» What is asked
From the records, pick out and copy each line containing "isLogin".

» Listed entries
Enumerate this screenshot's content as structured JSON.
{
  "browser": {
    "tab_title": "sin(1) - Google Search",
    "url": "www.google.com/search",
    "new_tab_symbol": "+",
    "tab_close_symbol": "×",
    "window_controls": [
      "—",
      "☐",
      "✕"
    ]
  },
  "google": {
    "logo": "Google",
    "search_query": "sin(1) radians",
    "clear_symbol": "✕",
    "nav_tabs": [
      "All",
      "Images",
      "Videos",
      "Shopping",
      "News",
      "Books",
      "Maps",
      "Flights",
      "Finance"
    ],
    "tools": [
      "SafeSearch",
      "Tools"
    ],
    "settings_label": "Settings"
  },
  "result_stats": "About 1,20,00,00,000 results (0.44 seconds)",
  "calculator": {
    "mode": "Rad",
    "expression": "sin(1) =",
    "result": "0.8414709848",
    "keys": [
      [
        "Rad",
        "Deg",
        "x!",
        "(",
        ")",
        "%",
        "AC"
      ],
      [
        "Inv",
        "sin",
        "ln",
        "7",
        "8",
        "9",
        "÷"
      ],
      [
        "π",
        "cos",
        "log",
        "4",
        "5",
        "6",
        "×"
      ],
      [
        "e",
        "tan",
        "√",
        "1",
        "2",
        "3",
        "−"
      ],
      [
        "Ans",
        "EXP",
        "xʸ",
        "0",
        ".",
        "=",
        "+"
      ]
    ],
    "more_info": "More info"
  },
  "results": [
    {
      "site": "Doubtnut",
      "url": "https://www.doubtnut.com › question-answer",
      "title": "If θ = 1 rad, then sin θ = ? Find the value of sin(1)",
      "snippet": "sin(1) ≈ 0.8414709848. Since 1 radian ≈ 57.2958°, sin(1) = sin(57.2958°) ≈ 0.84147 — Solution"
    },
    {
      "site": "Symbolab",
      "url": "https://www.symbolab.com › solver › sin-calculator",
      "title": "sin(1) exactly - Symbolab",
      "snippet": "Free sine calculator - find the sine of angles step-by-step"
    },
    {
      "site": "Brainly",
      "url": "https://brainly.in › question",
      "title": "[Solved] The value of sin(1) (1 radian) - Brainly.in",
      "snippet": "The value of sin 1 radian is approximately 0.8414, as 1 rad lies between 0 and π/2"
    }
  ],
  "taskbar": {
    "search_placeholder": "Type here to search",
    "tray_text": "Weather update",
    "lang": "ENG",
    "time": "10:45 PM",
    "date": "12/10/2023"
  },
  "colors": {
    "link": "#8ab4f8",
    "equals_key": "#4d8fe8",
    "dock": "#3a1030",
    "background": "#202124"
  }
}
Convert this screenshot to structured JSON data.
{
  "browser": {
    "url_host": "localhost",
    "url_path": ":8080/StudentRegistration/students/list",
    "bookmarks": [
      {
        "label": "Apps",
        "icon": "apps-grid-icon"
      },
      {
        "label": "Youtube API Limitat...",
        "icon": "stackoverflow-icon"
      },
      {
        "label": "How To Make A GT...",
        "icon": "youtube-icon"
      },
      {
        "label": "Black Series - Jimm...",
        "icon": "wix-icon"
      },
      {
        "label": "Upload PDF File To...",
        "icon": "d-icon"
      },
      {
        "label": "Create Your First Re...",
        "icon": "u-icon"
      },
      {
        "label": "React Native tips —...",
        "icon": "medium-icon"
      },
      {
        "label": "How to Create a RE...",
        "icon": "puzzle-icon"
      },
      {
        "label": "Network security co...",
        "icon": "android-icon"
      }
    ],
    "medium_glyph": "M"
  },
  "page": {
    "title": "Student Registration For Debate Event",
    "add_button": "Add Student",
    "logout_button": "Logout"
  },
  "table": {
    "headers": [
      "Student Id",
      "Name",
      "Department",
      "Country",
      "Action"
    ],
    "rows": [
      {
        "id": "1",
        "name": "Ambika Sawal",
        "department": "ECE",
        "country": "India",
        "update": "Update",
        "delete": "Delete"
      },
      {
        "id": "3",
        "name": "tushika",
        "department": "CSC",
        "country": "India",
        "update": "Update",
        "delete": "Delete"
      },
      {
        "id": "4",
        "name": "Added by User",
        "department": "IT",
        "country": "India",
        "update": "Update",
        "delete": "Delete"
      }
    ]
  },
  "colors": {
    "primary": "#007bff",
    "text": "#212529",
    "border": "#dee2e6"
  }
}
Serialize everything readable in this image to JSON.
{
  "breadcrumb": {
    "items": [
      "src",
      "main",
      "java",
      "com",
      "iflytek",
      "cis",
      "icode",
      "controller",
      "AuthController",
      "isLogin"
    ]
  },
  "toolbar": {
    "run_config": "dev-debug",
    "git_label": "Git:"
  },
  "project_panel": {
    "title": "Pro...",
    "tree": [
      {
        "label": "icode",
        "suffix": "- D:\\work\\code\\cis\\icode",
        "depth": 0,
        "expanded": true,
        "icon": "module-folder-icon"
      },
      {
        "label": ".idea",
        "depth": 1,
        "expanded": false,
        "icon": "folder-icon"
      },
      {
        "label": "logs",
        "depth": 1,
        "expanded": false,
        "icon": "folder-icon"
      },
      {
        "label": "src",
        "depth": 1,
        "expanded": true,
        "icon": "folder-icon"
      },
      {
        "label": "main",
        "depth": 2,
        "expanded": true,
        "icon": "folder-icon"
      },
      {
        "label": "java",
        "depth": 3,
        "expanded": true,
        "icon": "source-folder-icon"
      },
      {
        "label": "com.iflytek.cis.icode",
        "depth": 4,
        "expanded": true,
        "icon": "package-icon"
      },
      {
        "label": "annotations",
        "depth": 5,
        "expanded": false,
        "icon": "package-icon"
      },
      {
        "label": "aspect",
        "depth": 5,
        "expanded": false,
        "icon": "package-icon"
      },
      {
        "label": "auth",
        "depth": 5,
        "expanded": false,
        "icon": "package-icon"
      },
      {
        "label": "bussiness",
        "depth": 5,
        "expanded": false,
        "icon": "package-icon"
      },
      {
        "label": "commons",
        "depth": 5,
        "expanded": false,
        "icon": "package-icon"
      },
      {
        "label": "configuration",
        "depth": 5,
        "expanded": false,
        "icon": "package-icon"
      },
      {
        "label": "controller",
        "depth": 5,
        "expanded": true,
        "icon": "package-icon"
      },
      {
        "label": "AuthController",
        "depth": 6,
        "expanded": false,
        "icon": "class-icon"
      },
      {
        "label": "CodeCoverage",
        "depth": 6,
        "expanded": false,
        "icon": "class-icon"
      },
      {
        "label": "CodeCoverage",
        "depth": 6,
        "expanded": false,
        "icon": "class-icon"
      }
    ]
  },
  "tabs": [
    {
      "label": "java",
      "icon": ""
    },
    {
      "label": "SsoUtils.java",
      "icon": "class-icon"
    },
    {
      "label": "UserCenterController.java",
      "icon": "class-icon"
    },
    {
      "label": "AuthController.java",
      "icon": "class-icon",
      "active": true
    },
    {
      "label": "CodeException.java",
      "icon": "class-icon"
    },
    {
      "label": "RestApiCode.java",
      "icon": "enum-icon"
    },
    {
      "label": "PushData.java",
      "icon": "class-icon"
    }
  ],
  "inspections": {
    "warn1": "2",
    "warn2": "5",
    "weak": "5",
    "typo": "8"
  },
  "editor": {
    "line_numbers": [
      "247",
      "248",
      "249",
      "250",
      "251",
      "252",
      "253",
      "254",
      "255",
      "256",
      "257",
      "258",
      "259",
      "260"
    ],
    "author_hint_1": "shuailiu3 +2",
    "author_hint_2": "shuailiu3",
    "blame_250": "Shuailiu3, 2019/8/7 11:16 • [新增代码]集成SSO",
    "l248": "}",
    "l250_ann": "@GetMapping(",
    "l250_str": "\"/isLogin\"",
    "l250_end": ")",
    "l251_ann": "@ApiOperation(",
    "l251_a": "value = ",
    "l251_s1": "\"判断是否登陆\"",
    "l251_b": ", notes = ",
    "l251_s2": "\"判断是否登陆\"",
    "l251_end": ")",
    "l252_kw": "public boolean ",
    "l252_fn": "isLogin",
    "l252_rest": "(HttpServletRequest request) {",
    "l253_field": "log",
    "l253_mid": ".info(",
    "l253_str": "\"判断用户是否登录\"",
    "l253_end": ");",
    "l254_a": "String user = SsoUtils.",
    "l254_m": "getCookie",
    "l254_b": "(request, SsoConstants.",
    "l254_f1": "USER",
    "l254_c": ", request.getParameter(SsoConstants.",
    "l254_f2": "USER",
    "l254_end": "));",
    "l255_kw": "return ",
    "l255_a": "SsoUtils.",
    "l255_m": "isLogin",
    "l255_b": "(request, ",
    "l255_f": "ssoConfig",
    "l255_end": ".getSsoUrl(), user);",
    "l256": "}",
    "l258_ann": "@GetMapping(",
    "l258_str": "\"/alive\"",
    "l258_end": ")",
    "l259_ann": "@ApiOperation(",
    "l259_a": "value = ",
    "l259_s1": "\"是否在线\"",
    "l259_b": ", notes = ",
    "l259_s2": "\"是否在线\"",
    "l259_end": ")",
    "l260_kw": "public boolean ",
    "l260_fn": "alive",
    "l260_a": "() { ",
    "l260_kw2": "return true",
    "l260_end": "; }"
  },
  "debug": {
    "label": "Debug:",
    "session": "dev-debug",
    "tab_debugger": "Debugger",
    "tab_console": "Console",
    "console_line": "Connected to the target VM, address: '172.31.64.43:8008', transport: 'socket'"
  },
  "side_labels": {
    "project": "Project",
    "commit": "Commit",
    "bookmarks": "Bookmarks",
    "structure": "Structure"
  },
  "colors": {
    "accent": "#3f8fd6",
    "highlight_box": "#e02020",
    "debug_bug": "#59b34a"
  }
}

» Task solution
      "isLogin"
    "l250_str": "\"/isLogin\"",
    "l252_fn": "isLogin",
    "l255_m": "isLogin",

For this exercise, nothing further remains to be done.